— BEGIN Information given —
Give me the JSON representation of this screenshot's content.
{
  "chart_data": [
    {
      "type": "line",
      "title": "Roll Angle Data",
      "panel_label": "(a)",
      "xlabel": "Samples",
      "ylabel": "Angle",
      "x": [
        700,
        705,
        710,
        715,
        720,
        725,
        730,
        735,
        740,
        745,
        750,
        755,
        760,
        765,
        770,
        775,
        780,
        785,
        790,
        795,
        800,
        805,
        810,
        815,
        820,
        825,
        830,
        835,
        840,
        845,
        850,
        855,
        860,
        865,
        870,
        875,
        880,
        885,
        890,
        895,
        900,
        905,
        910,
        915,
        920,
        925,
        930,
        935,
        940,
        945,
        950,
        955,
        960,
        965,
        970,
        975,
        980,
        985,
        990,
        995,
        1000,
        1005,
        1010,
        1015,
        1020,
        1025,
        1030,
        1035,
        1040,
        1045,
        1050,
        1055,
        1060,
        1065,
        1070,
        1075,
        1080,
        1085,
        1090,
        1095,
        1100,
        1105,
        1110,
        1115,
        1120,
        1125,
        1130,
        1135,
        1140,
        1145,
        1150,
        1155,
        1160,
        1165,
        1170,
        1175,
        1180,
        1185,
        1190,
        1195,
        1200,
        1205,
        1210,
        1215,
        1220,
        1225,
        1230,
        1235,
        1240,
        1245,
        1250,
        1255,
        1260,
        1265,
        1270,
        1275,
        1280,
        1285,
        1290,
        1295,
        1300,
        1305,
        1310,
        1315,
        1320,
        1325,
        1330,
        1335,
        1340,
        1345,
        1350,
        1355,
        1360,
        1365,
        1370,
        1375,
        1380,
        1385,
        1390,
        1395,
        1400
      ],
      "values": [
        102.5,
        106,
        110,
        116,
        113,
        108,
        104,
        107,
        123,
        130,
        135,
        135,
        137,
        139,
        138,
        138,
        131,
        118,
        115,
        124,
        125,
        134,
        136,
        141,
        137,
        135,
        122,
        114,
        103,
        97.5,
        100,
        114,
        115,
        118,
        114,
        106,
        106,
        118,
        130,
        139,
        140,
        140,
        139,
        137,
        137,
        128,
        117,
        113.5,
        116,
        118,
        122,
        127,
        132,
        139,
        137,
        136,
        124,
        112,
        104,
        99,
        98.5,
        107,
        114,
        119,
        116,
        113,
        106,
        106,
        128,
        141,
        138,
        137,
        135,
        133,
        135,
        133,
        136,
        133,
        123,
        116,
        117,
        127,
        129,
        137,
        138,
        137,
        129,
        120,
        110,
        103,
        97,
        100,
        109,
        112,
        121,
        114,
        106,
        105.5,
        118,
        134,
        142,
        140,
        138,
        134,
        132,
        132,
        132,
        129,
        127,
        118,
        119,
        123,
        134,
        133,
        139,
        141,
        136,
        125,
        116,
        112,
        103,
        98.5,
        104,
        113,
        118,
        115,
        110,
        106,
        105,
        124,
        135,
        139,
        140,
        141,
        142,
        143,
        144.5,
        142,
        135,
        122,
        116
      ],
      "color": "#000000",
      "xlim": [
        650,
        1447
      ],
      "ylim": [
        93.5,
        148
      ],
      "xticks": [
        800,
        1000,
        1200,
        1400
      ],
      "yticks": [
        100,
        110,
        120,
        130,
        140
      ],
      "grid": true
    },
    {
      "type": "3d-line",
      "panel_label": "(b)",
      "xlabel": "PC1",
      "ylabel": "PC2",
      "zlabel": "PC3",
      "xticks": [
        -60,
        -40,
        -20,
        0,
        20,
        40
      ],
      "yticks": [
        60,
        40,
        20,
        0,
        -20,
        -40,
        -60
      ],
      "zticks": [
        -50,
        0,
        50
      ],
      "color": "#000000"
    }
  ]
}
— END Information given —
Print the records above in full, exactly.

* **Answer to this exercise**
Give me the JSON representation of this screenshot's content.
{
  "chart_data": [
    {
      "type": "line",
      "title": "Roll Angle Data",
      "panel_label": "(a)",
      "xlabel": "Samples",
      "ylabel": "Angle",
      "x": [
        700,
        705,
        710,
        715,
        720,
        725,
        730,
        735,
        740,
        745,
        750,
        755,
        760,
        765,
        770,
        775,
        780,
        785,
        790,
        795,
        800,
        805,
        810,
        815,
        820,
        825,
        830,
        835,
        840,
        845,
        850,
        855,
        860,
        865,
        870,
        875,
        880,
        885,
        890,
        895,
        900,
        905,
        910,
        915,
        920,
        925,
        930,
        935,
        940,
        945,
        950,
        955,
        960,
        965,
        970,
        975,
        980,
        985,
        990,
        995,
        1000,
        1005,
        1010,
        1015,
        1020,
        1025,
        1030,
        1035,
        1040,
        1045,
        1050,
        1055,
        1060,
        1065,
        1070,
        1075,
        1080,
        1085,
        1090,
        1095,
        1100,
        1105,
        1110,
        1115,
        1120,
        1125,
        1130,
        1135,
        1140,
        1145,
        1150,
        1155,
        1160,
        1165,
        1170,
        1175,
        1180,
        1185,
        1190,
        1195,
        1200,
        1205,
        1210,
        1215,
        1220,
        1225,
        1230,
        1235,
        1240,
        1245,
        1250,
        1255,
        1260,
        1265,
        1270,
        1275,
        1280,
        1285,
        1290,
        1295,
        1300,
        1305,
        1310,
        1315,
        1320,
        1325,
        1330,
        1335,
        1340,
        1345,
        1350,
        1355,
        1360,
        1365,
        1370,
        1375,
        1380,
        1385,
        1390,
        1395,
        1400
      ],
      "values": [
        102.5,
        106,
        110,
        116,
        113,
        108,
        104,
        107,
        123,
        130,
        135,
        135,
        137,
        139,
        138,
        138,
        131,
        118,
        115,
        124,
        125,
        134,
        136,
        141,
        137,
        135,
        122,
        114,
        103,
        97.5,
        100,
        114,
        115,
        118,
        114,
        106,
        106,
        118,
        130,
        139,
        140,
        140,
        139,
        137,
        137,
        128,
        117,
        113.5,
        116,
        118,
        122,
        127,
        132,
        139,
        137,
        136,
        124,
        112,
        104,
        99,
        98.5,
        107,
        114,
        119,
        116,
        113,
        106,
        106,
        128,
        141,
        138,
        137,
        135,
        133,
        135,
        133,
        136,
        133,
        123,
        116,
        117,
        127,
        129,
        137,
        138,
        137,
        129,
        120,
        110,
        103,
        97,
        100,
        109,
        112,
        121,
        114,
        106,
        105.5,
        118,
        134,
        142,
        140,
        138,
        134,
        132,
        132,
        132,
        129,
        127,
        118,
        119,
        123,
        134,
        133,
        139,
        141,
        136,
        125,
        116,
        112,
        103,
        98.5,
        104,
        113,
        118,
        115,
        110,
        106,
        105,
        124,
        135,
        139,
        140,
        141,
        142,
        143,
        144.5,
        142,
        135,
        122,
        116
      ],
      "color": "#000000",
      "xlim": [
        650,
        1447
      ],
      "ylim": [
        93.5,
        148
      ],
      "xticks": [
        800,
        1000,
        1200,
        1400
      ],
      "yticks": [
        100,
        110,
        120,
        130,
        140
      ],
      "grid": true
    },
    {
      "type": "3d-line",
      "panel_label": "(b)",
      "xlabel": "PC1",
      "ylabel": "PC2",
      "zlabel": "PC3",
      "xticks": [
        -60,
        -40,
        -20,
        0,
        20,
        40
      ],
      "yticks": [
        60,
        40,
        20,
        0,
        -20,
        -40,
        -60
      ],
      "zticks": [
        -50,
        0,
        50
      ],
      "color": "#000000"
    }
  ]
}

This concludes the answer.